### Data supplied
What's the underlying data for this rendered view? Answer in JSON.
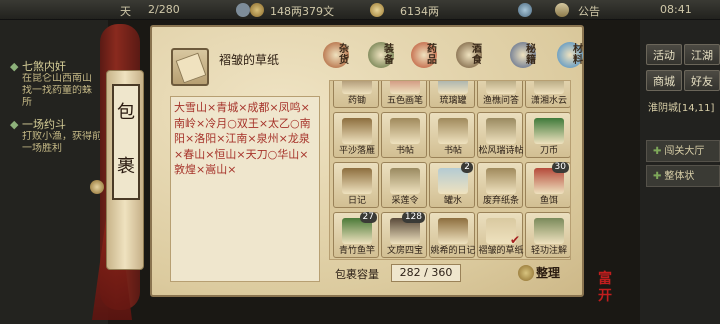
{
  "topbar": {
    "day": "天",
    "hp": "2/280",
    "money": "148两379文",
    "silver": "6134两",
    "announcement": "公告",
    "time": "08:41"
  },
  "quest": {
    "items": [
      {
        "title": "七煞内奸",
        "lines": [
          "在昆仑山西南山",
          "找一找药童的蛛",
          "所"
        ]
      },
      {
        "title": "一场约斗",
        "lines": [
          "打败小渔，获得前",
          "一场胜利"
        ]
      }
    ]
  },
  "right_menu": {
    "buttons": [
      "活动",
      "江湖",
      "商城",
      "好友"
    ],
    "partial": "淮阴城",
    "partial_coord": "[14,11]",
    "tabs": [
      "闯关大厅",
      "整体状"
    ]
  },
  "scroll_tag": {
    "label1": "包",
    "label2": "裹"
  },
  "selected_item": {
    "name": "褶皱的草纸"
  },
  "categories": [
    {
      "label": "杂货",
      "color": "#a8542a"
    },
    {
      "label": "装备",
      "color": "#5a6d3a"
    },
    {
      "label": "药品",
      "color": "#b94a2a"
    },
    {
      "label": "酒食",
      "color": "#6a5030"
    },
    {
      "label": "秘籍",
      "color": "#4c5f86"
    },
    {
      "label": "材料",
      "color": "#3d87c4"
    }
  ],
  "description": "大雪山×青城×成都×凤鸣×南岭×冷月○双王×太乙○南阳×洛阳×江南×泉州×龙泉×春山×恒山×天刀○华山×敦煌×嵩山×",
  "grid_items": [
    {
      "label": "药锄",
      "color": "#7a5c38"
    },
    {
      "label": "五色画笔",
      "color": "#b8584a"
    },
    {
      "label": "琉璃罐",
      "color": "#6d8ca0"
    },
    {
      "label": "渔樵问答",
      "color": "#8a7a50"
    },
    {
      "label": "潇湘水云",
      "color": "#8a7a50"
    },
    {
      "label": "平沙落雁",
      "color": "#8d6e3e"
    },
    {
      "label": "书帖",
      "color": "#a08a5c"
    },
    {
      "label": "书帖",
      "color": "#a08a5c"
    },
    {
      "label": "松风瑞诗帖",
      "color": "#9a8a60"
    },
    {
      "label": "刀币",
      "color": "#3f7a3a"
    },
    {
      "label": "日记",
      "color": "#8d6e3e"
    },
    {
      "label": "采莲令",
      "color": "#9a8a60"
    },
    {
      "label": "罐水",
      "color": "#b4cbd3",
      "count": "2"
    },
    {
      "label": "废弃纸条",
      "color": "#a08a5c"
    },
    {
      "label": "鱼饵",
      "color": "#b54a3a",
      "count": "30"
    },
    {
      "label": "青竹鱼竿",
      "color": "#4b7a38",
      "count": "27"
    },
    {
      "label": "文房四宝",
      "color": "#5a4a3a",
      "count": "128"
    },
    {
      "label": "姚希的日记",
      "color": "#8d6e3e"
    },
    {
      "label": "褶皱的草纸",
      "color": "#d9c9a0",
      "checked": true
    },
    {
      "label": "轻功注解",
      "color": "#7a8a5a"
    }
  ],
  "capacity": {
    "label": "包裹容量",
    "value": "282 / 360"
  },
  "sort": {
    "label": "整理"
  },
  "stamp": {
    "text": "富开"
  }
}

* * *

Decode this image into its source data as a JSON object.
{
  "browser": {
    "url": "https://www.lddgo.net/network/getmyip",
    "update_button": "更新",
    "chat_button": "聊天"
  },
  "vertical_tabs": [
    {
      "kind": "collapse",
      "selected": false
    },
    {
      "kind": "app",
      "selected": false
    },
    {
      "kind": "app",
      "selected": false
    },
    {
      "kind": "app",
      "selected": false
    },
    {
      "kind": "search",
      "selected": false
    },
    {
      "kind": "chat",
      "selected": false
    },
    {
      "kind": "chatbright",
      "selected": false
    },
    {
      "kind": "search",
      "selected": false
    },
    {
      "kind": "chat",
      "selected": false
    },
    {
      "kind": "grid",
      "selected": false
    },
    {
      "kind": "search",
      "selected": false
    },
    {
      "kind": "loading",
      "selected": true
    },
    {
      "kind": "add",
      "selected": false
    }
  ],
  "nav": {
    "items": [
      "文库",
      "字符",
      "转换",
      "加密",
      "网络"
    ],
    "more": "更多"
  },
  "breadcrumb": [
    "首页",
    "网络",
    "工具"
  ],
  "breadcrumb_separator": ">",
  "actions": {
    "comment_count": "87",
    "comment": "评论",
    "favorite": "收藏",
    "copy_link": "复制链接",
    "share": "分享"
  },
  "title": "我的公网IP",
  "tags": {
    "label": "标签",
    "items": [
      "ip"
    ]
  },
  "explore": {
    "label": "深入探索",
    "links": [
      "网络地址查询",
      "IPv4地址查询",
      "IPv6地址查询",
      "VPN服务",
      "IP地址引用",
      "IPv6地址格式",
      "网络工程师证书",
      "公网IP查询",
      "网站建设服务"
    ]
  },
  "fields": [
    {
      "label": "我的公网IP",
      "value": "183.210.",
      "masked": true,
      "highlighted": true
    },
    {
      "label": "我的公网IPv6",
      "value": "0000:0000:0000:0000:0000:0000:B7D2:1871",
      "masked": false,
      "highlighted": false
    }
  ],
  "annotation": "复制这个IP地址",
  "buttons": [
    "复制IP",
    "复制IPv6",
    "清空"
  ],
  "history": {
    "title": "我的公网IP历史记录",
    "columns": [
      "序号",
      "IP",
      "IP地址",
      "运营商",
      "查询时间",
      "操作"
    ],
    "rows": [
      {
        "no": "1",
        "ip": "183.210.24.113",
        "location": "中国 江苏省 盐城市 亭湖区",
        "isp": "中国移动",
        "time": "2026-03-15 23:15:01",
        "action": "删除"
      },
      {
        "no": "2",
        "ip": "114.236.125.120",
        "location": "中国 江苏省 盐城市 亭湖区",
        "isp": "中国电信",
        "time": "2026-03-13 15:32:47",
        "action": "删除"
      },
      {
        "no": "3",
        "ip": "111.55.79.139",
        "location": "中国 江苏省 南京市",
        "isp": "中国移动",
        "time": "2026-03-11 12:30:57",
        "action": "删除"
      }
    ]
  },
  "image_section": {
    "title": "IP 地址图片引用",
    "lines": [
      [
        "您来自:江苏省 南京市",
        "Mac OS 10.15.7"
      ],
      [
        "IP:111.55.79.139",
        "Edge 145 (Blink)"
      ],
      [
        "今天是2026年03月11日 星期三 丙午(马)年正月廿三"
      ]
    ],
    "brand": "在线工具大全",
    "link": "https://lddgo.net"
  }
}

### Problem statement
Report only the number of lines in the data above that contain "value".

### Answer
3